GIVEN PROBLEM »
Where a line holds the string "position", return that line.

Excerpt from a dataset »
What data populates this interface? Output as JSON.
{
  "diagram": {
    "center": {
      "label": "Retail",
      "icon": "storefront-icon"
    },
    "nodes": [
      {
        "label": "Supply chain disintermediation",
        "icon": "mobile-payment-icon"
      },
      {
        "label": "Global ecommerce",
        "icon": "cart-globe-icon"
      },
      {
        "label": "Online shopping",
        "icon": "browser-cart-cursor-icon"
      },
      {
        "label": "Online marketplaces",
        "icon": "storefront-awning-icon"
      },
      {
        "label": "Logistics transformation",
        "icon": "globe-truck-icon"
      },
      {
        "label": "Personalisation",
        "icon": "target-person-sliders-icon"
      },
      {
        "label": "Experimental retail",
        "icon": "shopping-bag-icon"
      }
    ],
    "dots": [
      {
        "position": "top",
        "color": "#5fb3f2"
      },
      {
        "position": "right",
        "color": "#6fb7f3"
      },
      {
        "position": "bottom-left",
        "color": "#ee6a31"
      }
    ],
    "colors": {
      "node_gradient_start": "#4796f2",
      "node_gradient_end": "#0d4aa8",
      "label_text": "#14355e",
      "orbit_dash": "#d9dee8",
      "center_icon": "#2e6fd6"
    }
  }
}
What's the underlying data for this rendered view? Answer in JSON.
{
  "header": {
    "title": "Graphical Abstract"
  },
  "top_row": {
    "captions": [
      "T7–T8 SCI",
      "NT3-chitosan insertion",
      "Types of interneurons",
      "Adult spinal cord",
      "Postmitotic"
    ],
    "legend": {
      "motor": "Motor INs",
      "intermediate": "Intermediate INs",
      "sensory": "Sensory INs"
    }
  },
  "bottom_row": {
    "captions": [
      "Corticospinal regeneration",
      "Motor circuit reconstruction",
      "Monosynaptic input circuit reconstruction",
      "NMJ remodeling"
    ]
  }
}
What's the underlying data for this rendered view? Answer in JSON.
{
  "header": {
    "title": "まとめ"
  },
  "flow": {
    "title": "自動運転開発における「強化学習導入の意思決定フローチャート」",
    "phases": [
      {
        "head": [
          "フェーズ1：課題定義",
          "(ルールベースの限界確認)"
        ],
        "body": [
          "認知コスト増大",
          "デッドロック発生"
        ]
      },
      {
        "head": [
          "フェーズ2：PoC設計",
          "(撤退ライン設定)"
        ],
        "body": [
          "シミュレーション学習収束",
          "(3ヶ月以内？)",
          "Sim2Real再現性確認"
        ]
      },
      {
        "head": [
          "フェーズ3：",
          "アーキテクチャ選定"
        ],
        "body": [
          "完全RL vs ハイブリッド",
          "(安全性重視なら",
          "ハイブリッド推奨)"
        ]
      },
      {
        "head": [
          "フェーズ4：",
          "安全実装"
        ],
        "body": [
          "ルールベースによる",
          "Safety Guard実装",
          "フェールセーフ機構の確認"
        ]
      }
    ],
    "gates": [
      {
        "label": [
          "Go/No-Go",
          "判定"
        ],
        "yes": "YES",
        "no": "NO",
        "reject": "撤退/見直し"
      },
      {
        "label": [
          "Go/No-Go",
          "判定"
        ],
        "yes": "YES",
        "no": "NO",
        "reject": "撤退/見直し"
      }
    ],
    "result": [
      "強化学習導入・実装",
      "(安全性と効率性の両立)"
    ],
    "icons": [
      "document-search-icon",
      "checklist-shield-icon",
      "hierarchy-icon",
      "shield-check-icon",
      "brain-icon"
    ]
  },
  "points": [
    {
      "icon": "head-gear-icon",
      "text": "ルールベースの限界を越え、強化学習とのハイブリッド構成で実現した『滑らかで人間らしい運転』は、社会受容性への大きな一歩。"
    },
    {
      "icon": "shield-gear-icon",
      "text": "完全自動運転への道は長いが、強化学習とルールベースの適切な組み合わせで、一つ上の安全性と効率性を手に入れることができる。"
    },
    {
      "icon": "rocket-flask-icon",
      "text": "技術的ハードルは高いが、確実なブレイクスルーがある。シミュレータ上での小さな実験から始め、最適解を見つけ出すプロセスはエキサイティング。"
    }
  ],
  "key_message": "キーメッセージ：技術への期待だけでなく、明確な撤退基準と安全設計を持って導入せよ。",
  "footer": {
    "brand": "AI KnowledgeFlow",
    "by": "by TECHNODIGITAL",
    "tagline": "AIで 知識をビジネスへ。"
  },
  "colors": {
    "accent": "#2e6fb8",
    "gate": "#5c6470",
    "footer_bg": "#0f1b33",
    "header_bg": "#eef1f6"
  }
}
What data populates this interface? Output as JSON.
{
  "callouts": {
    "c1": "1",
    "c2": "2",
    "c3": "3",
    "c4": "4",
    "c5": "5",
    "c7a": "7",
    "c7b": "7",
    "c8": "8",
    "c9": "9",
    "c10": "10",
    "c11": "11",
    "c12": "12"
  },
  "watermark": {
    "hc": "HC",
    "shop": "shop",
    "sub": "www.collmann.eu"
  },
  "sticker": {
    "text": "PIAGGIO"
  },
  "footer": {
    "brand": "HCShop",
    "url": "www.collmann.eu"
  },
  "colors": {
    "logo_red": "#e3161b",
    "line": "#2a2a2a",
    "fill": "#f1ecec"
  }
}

EXPECTED OUTPUT »
        "position": "top",
        "position": "right",
        "position": "bottom-left",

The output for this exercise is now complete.